* Task goal:
Copy the data that follows, character for character, minus the pictures.

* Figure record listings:
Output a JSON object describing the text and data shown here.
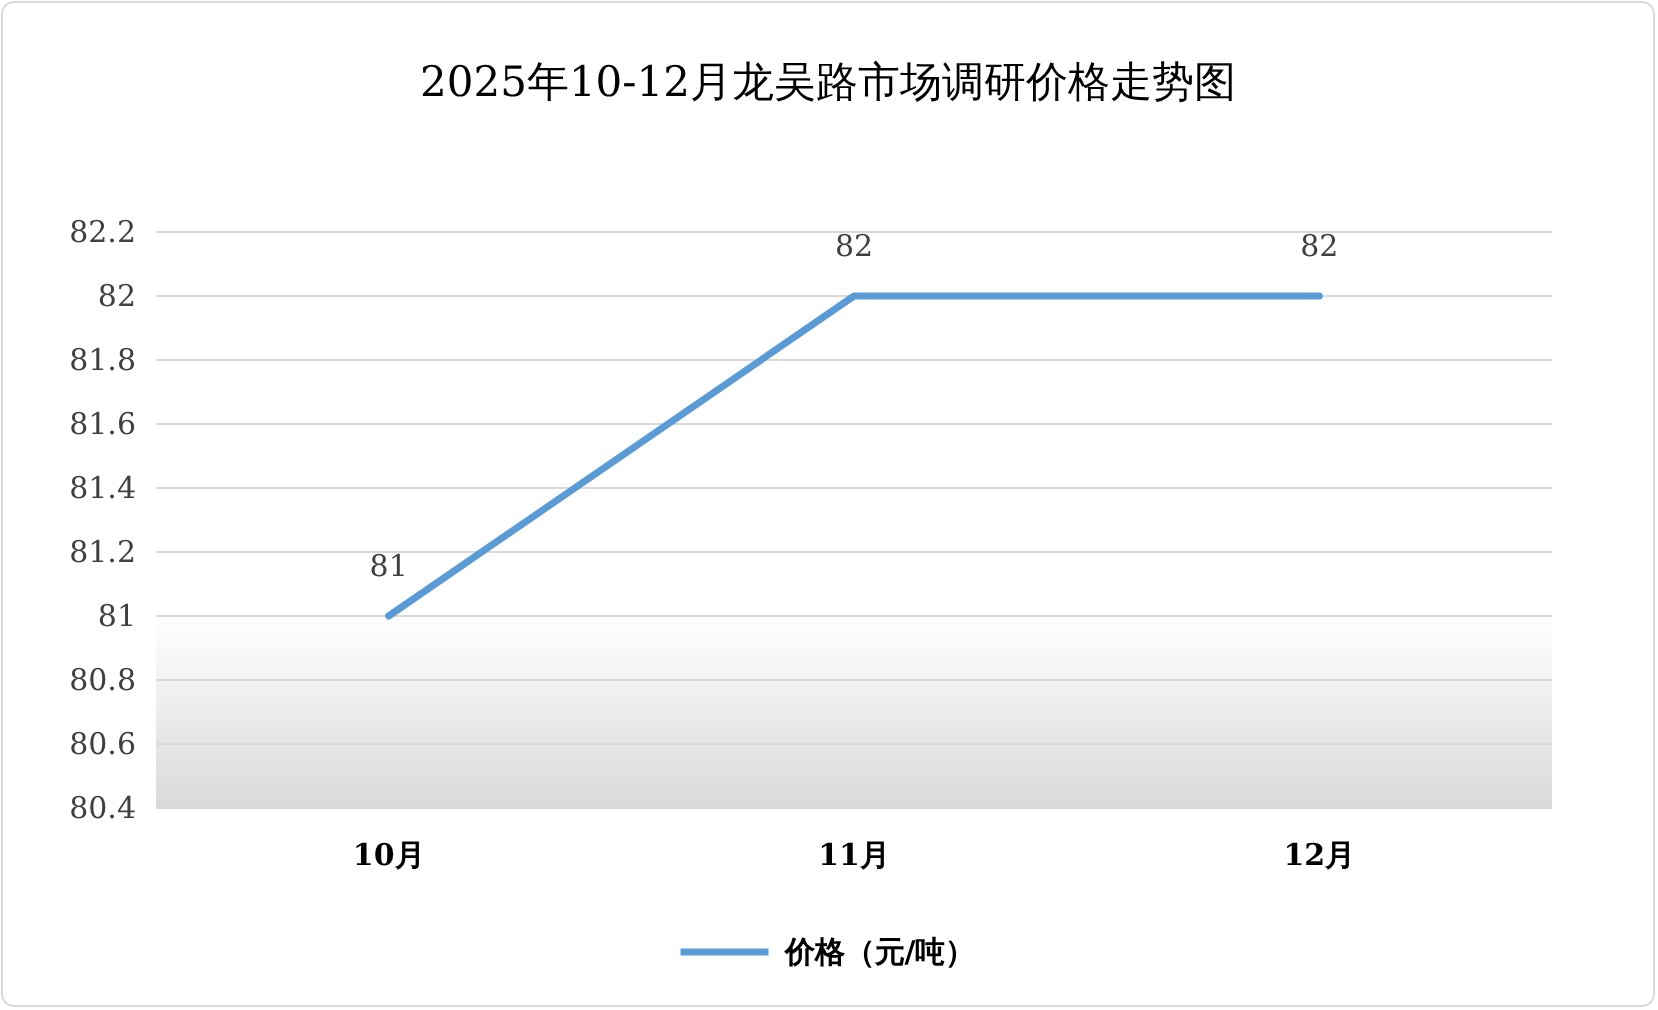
{
  "chart_data": {
    "type": "line",
    "title": "2025年10-12月龙吴路市场调研价格走势图",
    "categories": [
      "10月",
      "11月",
      "12月"
    ],
    "series": [
      {
        "name": "价格（元/吨）",
        "color": "#5b9bd5",
        "values": [
          81,
          82,
          82
        ]
      }
    ],
    "ylim": [
      80.4,
      82.2
    ],
    "yticks": [
      {
        "value": 80.4,
        "label": "80.4"
      },
      {
        "value": 80.6,
        "label": "80.6"
      },
      {
        "value": 80.8,
        "label": "80.8"
      },
      {
        "value": 81,
        "label": "81"
      },
      {
        "value": 81.2,
        "label": "81.2"
      },
      {
        "value": 81.4,
        "label": "81.4"
      },
      {
        "value": 81.6,
        "label": "81.6"
      },
      {
        "value": 81.8,
        "label": "81.8"
      },
      {
        "value": 82,
        "label": "82"
      },
      {
        "value": 82.2,
        "label": "82.2"
      }
    ],
    "bands": [
      {
        "axis": "y",
        "from": 80.4,
        "to": 81,
        "color": "#d9d9d9"
      }
    ],
    "grid": "y",
    "legend": "bottom",
    "data_labels": true,
    "marker": "none",
    "line_style": "solid"
  }
}
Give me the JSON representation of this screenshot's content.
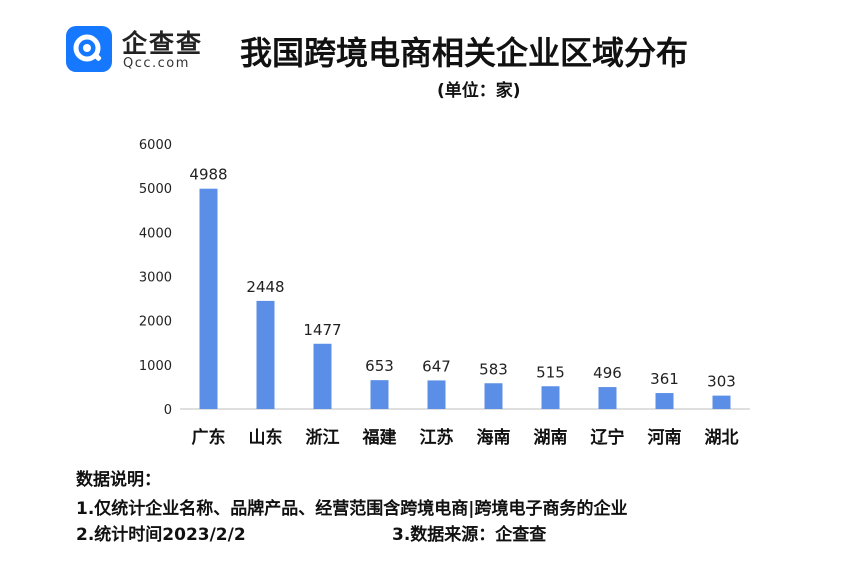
{
  "brand": {
    "name": "企查查",
    "domain": "Qcc.com",
    "accent_color": "#1677ff"
  },
  "header": {
    "title": "我国跨境电商相关企业区域分布",
    "unit": "(单位：家)"
  },
  "chart_data": {
    "type": "bar",
    "title": "我国跨境电商相关企业区域分布",
    "subtitle": "(单位：家)",
    "categories": [
      "广东",
      "山东",
      "浙江",
      "福建",
      "江苏",
      "海南",
      "湖南",
      "辽宁",
      "河南",
      "湖北"
    ],
    "values": [
      4988,
      2448,
      1477,
      653,
      647,
      583,
      515,
      496,
      361,
      303
    ],
    "ylim": [
      0,
      6000
    ],
    "yticks": [
      0,
      1000,
      2000,
      3000,
      4000,
      5000,
      6000
    ],
    "bar_color": "#5b8ee6",
    "grid": false,
    "data_labels": true
  },
  "notes": {
    "heading": "数据说明：",
    "line1": "1.仅统计企业名称、品牌产品、经营范围含跨境电商|跨境电子商务的企业",
    "line2": "2.统计时间2023/2/2",
    "line3": "3.数据来源：企查查"
  }
}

* Task output:
Output a JSON object describing the text and data shown here.
{
  "chart_data": {
    "type": "line",
    "title": "2025年10-12月龙吴路市场调研价格走势图",
    "categories": [
      "10月",
      "11月",
      "12月"
    ],
    "series": [
      {
        "name": "价格（元/吨）",
        "color": "#5b9bd5",
        "values": [
          81,
          82,
          82
        ]
      }
    ],
    "ylim": [
      80.4,
      82.2
    ],
    "yticks": [
      {
        "value": 80.4,
        "label": "80.4"
      },
      {
        "value": 80.6,
        "label": "80.6"
      },
      {
        "value": 80.8,
        "label": "80.8"
      },
      {
        "value": 81,
        "label": "81"
      },
      {
        "value": 81.2,
        "label": "81.2"
      },
      {
        "value": 81.4,
        "label": "81.4"
      },
      {
        "value": 81.6,
        "label": "81.6"
      },
      {
        "value": 81.8,
        "label": "81.8"
      },
      {
        "value": 82,
        "label": "82"
      },
      {
        "value": 82.2,
        "label": "82.2"
      }
    ],
    "bands": [
      {
        "axis": "y",
        "from": 80.4,
        "to": 81,
        "color": "#d9d9d9"
      }
    ],
    "grid": "y",
    "legend": "bottom",
    "data_labels": true,
    "marker": "none",
    "line_style": "solid"
  }
}
Give me the JSON representation of this screenshot's content.
{
  "brand": {
    "name": "企查查",
    "domain": "Qcc.com",
    "accent_color": "#1677ff"
  },
  "header": {
    "title": "我国跨境电商相关企业区域分布",
    "unit": "(单位：家)"
  },
  "chart_data": {
    "type": "bar",
    "title": "我国跨境电商相关企业区域分布",
    "subtitle": "(单位：家)",
    "categories": [
      "广东",
      "山东",
      "浙江",
      "福建",
      "江苏",
      "海南",
      "湖南",
      "辽宁",
      "河南",
      "湖北"
    ],
    "values": [
      4988,
      2448,
      1477,
      653,
      647,
      583,
      515,
      496,
      361,
      303
    ],
    "ylim": [
      0,
      6000
    ],
    "yticks": [
      0,
      1000,
      2000,
      3000,
      4000,
      5000,
      6000
    ],
    "bar_color": "#5b8ee6",
    "grid": false,
    "data_labels": true
  },
  "notes": {
    "heading": "数据说明：",
    "line1": "1.仅统计企业名称、品牌产品、经营范围含跨境电商|跨境电子商务的企业",
    "line2": "2.统计时间2023/2/2",
    "line3": "3.数据来源：企查查"
  }
}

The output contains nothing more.